**TASK DETAILS:**
Give back every line below unchanged, character for character and in the same order.

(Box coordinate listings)
########

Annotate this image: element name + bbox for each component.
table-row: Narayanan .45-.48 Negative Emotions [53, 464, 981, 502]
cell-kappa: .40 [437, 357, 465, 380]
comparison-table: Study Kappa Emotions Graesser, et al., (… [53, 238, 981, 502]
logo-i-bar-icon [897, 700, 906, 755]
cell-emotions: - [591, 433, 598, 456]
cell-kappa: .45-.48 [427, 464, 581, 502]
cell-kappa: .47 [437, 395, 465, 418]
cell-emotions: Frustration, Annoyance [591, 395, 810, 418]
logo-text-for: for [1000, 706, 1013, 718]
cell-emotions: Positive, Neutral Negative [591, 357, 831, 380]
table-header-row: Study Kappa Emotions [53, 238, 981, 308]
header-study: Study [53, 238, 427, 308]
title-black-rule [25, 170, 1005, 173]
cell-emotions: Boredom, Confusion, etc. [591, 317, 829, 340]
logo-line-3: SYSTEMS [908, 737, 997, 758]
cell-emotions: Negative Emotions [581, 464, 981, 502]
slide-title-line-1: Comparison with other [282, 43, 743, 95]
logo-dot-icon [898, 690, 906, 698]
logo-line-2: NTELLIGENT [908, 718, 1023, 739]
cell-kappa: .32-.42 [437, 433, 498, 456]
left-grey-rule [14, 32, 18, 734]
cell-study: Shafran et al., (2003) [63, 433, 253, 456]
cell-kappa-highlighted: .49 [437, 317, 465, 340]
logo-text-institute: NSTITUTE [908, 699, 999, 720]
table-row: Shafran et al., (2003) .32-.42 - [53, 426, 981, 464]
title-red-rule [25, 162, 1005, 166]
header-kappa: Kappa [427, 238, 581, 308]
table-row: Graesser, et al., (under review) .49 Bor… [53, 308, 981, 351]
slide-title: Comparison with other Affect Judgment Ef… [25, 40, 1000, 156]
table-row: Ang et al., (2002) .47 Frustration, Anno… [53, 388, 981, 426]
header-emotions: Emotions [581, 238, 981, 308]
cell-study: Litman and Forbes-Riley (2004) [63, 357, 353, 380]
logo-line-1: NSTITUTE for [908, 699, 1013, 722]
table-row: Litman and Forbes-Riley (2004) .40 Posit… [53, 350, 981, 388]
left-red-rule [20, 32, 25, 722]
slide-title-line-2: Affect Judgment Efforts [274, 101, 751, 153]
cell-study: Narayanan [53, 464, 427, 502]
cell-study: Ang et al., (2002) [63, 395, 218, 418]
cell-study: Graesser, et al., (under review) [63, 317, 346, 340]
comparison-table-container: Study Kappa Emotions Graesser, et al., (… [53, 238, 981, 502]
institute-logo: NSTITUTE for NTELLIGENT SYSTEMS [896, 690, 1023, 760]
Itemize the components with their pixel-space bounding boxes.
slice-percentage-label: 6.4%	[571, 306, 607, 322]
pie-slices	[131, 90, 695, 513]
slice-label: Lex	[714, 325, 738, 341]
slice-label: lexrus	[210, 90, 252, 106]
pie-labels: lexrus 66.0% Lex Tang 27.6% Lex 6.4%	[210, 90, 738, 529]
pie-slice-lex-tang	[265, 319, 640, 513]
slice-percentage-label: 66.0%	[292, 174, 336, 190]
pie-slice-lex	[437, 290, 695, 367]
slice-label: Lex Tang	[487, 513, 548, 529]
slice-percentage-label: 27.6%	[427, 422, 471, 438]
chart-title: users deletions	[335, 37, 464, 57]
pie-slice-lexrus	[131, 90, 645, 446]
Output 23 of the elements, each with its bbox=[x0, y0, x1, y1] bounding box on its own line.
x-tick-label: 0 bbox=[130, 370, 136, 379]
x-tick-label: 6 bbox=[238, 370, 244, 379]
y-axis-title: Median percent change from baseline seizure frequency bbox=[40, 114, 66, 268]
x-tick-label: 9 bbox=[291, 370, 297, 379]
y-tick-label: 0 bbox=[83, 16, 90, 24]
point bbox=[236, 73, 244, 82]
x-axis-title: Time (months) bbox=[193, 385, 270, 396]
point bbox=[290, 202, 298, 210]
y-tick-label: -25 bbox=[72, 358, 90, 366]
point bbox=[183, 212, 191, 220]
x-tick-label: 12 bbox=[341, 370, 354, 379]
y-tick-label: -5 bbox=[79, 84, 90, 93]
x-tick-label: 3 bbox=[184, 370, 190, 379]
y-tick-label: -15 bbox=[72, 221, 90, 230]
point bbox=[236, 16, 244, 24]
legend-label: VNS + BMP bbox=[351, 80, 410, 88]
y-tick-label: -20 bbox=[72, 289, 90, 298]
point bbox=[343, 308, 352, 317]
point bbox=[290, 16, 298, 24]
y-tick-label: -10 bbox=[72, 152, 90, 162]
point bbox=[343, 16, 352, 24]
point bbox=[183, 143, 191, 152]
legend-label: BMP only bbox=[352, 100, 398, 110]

########

**TASK RESULT:**
Annotate this image: element name + bbox for each component.
table-row: Narayanan .45-.48 Negative Emotions [53, 464, 981, 502]
cell-kappa: .40 [437, 357, 465, 380]
comparison-table: Study Kappa Emotions Graesser, et al., (… [53, 238, 981, 502]
logo-i-bar-icon [897, 700, 906, 755]
cell-emotions: - [591, 433, 598, 456]
cell-kappa: .45-.48 [427, 464, 581, 502]
cell-kappa: .47 [437, 395, 465, 418]
cell-emotions: Frustration, Annoyance [591, 395, 810, 418]
logo-text-for: for [1000, 706, 1013, 718]
cell-emotions: Positive, Neutral Negative [591, 357, 831, 380]
table-header-row: Study Kappa Emotions [53, 238, 981, 308]
header-study: Study [53, 238, 427, 308]
title-black-rule [25, 170, 1005, 173]
cell-emotions: Boredom, Confusion, etc. [591, 317, 829, 340]
logo-line-3: SYSTEMS [908, 737, 997, 758]
cell-emotions: Negative Emotions [581, 464, 981, 502]
slide-title-line-1: Comparison with other [282, 43, 743, 95]
logo-dot-icon [898, 690, 906, 698]
logo-line-2: NTELLIGENT [908, 718, 1023, 739]
cell-kappa: .32-.42 [437, 433, 498, 456]
left-grey-rule [14, 32, 18, 734]
cell-study: Shafran et al., (2003) [63, 433, 253, 456]
cell-kappa-highlighted: .49 [437, 317, 465, 340]
logo-text-institute: NSTITUTE [908, 699, 999, 720]
table-row: Shafran et al., (2003) .32-.42 - [53, 426, 981, 464]
title-red-rule [25, 162, 1005, 166]
header-kappa: Kappa [427, 238, 581, 308]
table-row: Graesser, et al., (under review) .49 Bor… [53, 308, 981, 351]
slide-title: Comparison with other Affect Judgment Ef… [25, 40, 1000, 156]
table-row: Ang et al., (2002) .47 Frustration, Anno… [53, 388, 981, 426]
header-emotions: Emotions [581, 238, 981, 308]
cell-study: Litman and Forbes-Riley (2004) [63, 357, 353, 380]
logo-line-1: NSTITUTE for [908, 699, 1013, 722]
table-row: Litman and Forbes-Riley (2004) .40 Posit… [53, 350, 981, 388]
left-red-rule [20, 32, 25, 722]
slide-title-line-2: Affect Judgment Efforts [274, 101, 751, 153]
cell-study: Narayanan [53, 464, 427, 502]
cell-study: Ang et al., (2002) [63, 395, 218, 418]
cell-study: Graesser, et al., (under review) [63, 317, 346, 340]
comparison-table-container: Study Kappa Emotions Graesser, et al., (… [53, 238, 981, 502]
institute-logo: NSTITUTE for NTELLIGENT SYSTEMS [896, 690, 1023, 760]
Itemize the components with their pixel-space bounding boxes.
slice-percentage-label: 6.4%	[571, 306, 607, 322]
pie-slices	[131, 90, 695, 513]
slice-label: Lex	[714, 325, 738, 341]
slice-label: lexrus	[210, 90, 252, 106]
pie-labels: lexrus 66.0% Lex Tang 27.6% Lex 6.4%	[210, 90, 738, 529]
pie-slice-lex-tang	[265, 319, 640, 513]
slice-percentage-label: 66.0%	[292, 174, 336, 190]
pie-slice-lex	[437, 290, 695, 367]
slice-label: Lex Tang	[487, 513, 548, 529]
slice-percentage-label: 27.6%	[427, 422, 471, 438]
chart-title: users deletions	[335, 37, 464, 57]
pie-slice-lexrus	[131, 90, 645, 446]
Output 23 of the elements, each with its bbox=[x0, y0, x1, y1] bounding box on its own line.
x-tick-label: 0 bbox=[130, 370, 136, 379]
x-tick-label: 6 bbox=[238, 370, 244, 379]
y-axis-title: Median percent change from baseline seizure frequency bbox=[40, 114, 66, 268]
x-tick-label: 9 bbox=[291, 370, 297, 379]
y-tick-label: 0 bbox=[83, 16, 90, 24]
point bbox=[236, 73, 244, 82]
x-axis-title: Time (months) bbox=[193, 385, 270, 396]
point bbox=[290, 202, 298, 210]
y-tick-label: -25 bbox=[72, 358, 90, 366]
point bbox=[183, 212, 191, 220]
x-tick-label: 12 bbox=[341, 370, 354, 379]
y-tick-label: -5 bbox=[79, 84, 90, 93]
x-tick-label: 3 bbox=[184, 370, 190, 379]
y-tick-label: -15 bbox=[72, 221, 90, 230]
point bbox=[236, 16, 244, 24]
legend-label: VNS + BMP bbox=[351, 80, 410, 88]
y-tick-label: -20 bbox=[72, 289, 90, 298]
point bbox=[343, 308, 352, 317]
point bbox=[290, 16, 298, 24]
y-tick-label: -10 bbox=[72, 152, 90, 162]
point bbox=[343, 16, 352, 24]
point bbox=[183, 143, 191, 152]
legend-label: BMP only bbox=[352, 100, 398, 110]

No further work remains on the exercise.